What needs to be done:
Repeat the data word for word. Do not include the pictures.

--- start ---

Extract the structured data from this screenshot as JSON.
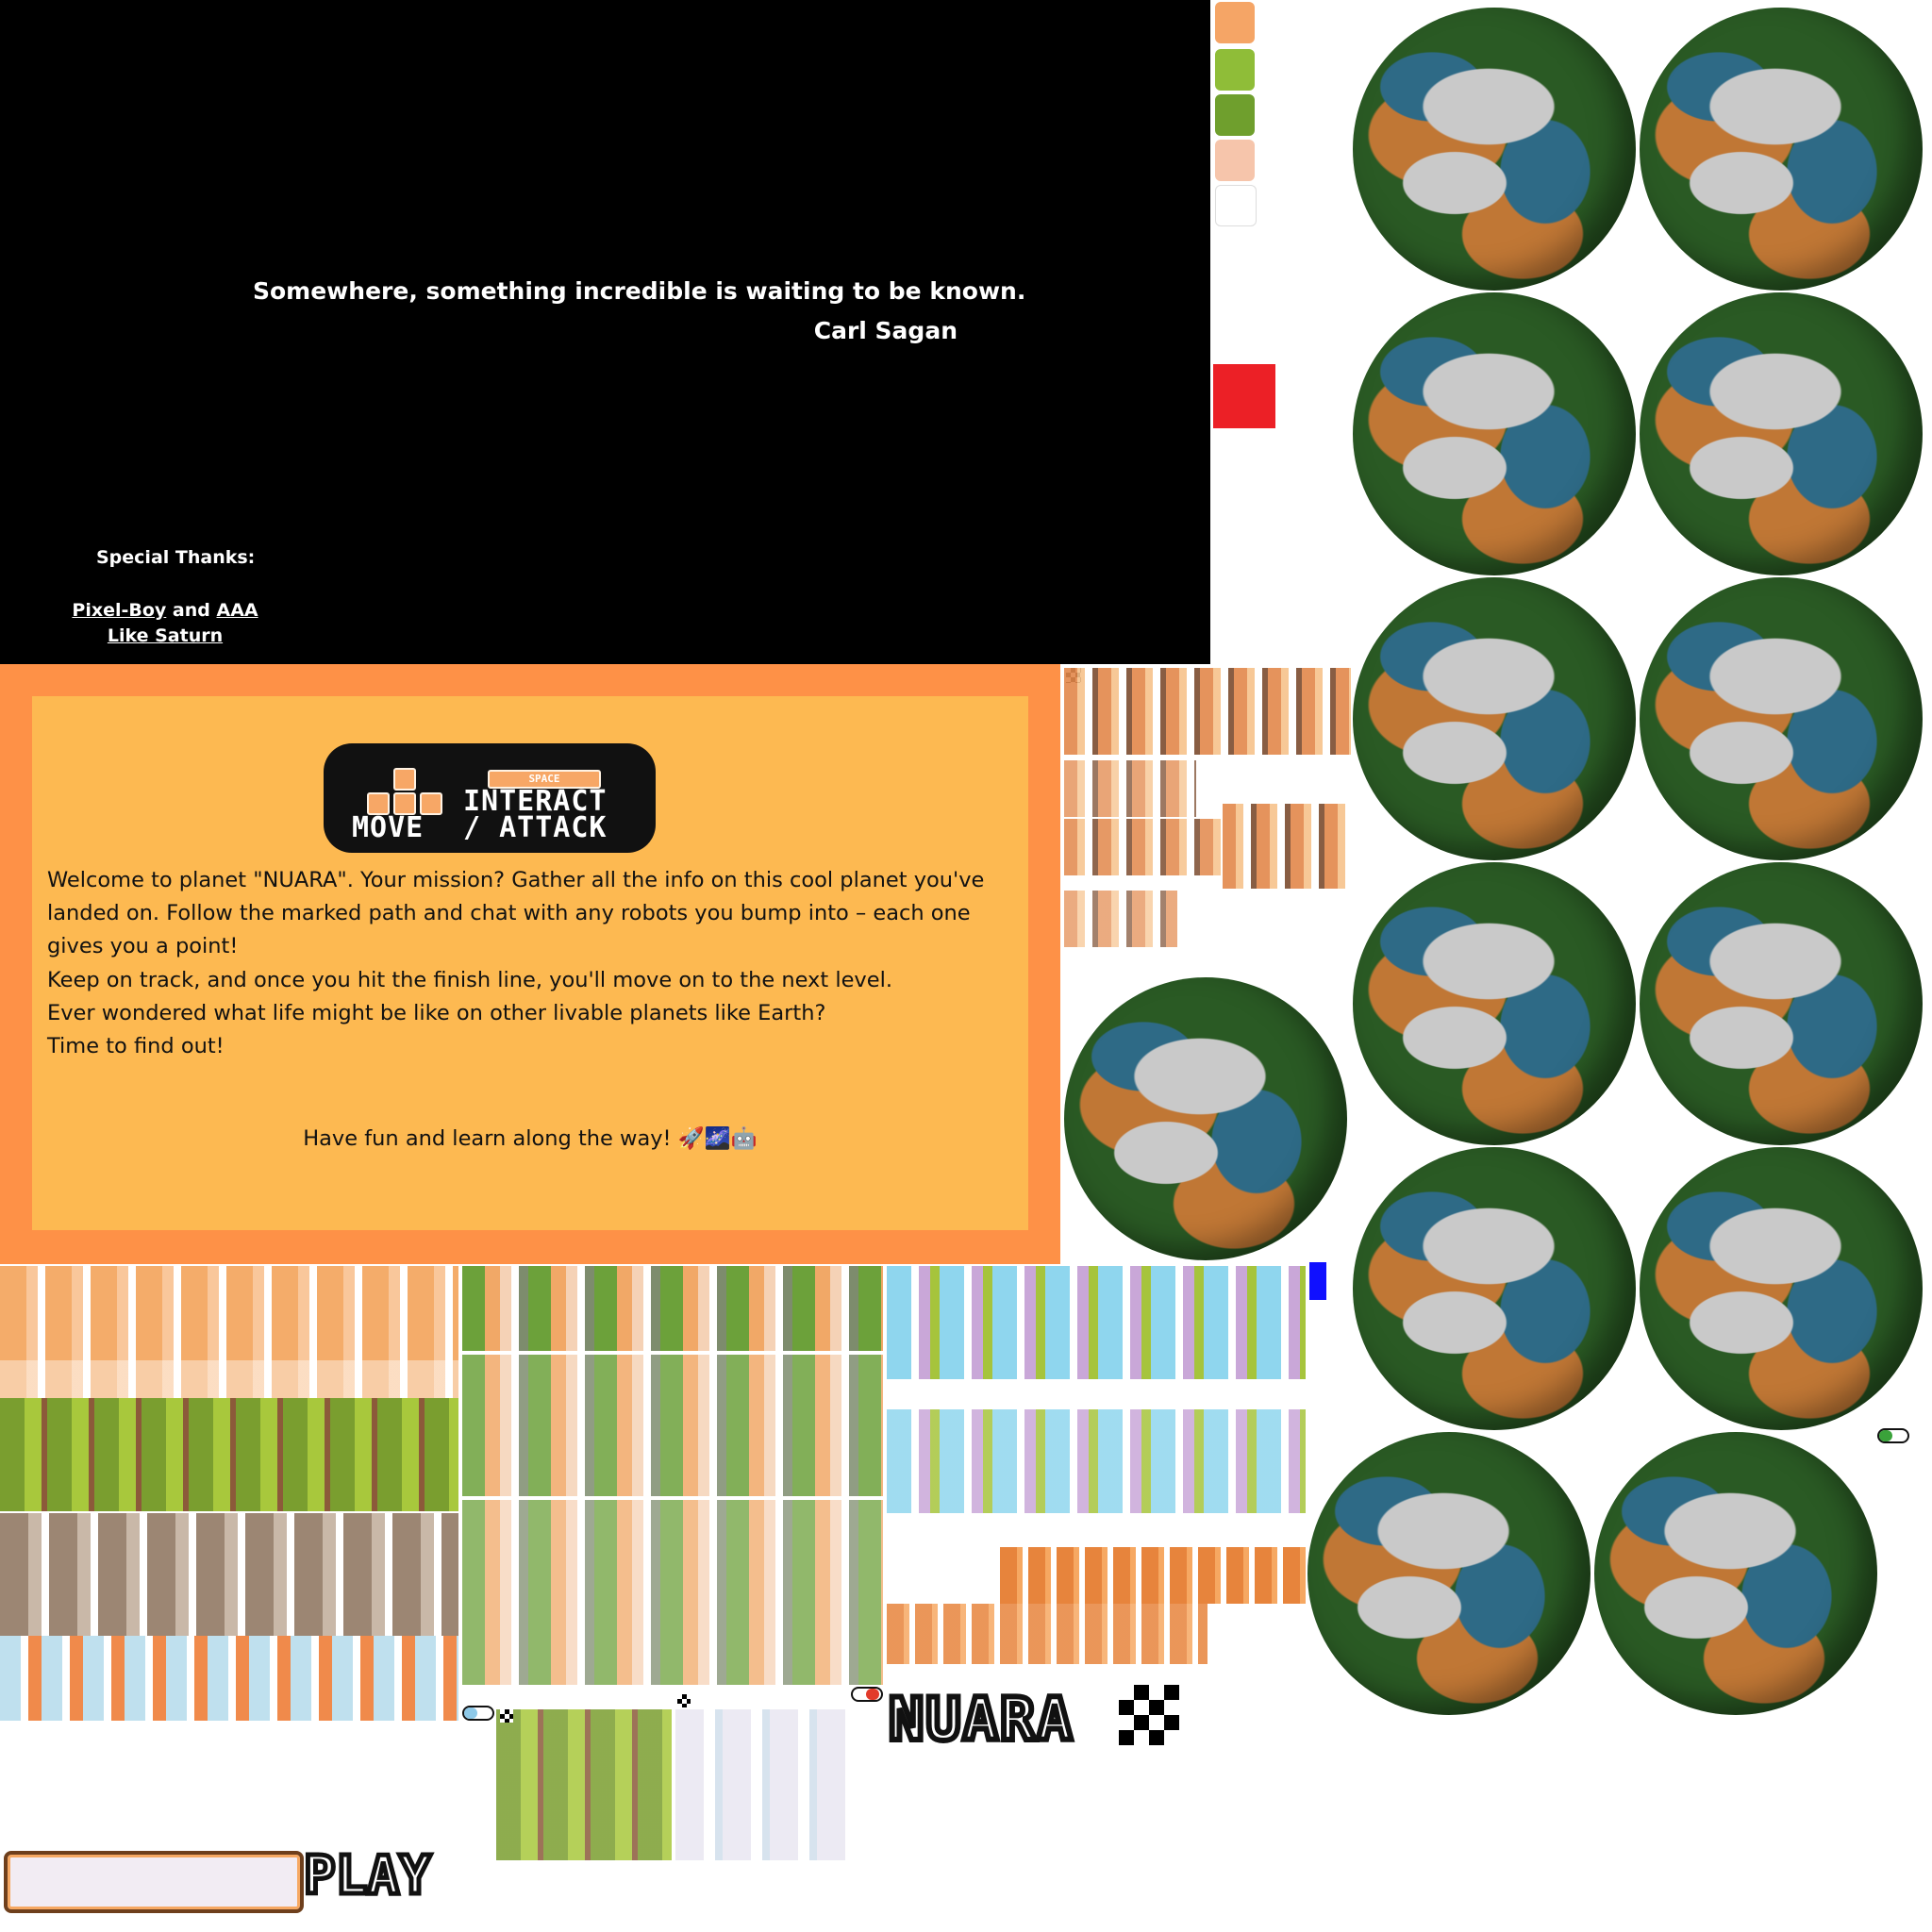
{
  "quote": {
    "text": "Somewhere, something incredible is waiting to be known.",
    "author": "Carl Sagan"
  },
  "thanks": {
    "title": "Special Thanks:",
    "link1": "Pixel-Boy",
    "and": " and ",
    "link2": "AAA",
    "link3": "Like Saturn"
  },
  "controls": {
    "space_label": "SPACE",
    "move_label": "MOVE",
    "interact_label_1": "INTERACT",
    "interact_label_2": "/ ATTACK"
  },
  "instructions": {
    "para1": "Welcome to planet \"NUARA\". Your mission? Gather all the info on this cool planet you've landed on. Follow the marked path and chat with any robots you bump into – each one gives you a point!",
    "para2_line1": "Keep on track, and once you hit the finish line, you'll move on to the next level.",
    "para2_line2": "Ever wondered what life might be like on other livable planets like Earth?",
    "para2_line3": "Time to find out!",
    "fun_line": "Have fun and learn along the way! 🚀🌌🤖"
  },
  "logos": {
    "nuara": "NUARA",
    "play": "PLAY"
  },
  "colors": {
    "quote_bg": "#000000",
    "panel_outer": "#fe9147",
    "panel_inner": "#fdb951",
    "planet_green": "#2a5a24",
    "planet_orange": "#c07735",
    "planet_blue": "#2e6a86",
    "planet_grey": "#c9c9c9",
    "red_swatch": "#ec2026",
    "blue_swatch": "#1010ff"
  }
}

--- end ---

Exercise output:
Extract the structured data from this screenshot as JSON.
{
  "quote": {
    "text": "Somewhere, something incredible is waiting to be known.",
    "author": "Carl Sagan"
  },
  "thanks": {
    "title": "Special Thanks:",
    "link1": "Pixel-Boy",
    "and": " and ",
    "link2": "AAA",
    "link3": "Like Saturn"
  },
  "controls": {
    "space_label": "SPACE",
    "move_label": "MOVE",
    "interact_label_1": "INTERACT",
    "interact_label_2": "/ ATTACK"
  },
  "instructions": {
    "para1": "Welcome to planet \"NUARA\". Your mission? Gather all the info on this cool planet you've landed on. Follow the marked path and chat with any robots you bump into – each one gives you a point!",
    "para2_line1": "Keep on track, and once you hit the finish line, you'll move on to the next level.",
    "para2_line2": "Ever wondered what life might be like on other livable planets like Earth?",
    "para2_line3": "Time to find out!",
    "fun_line": "Have fun and learn along the way! 🚀🌌🤖"
  },
  "logos": {
    "nuara": "NUARA",
    "play": "PLAY"
  },
  "colors": {
    "quote_bg": "#000000",
    "panel_outer": "#fe9147",
    "panel_inner": "#fdb951",
    "planet_green": "#2a5a24",
    "planet_orange": "#c07735",
    "planet_blue": "#2e6a86",
    "planet_grey": "#c9c9c9",
    "red_swatch": "#ec2026",
    "blue_swatch": "#1010ff"
  }
}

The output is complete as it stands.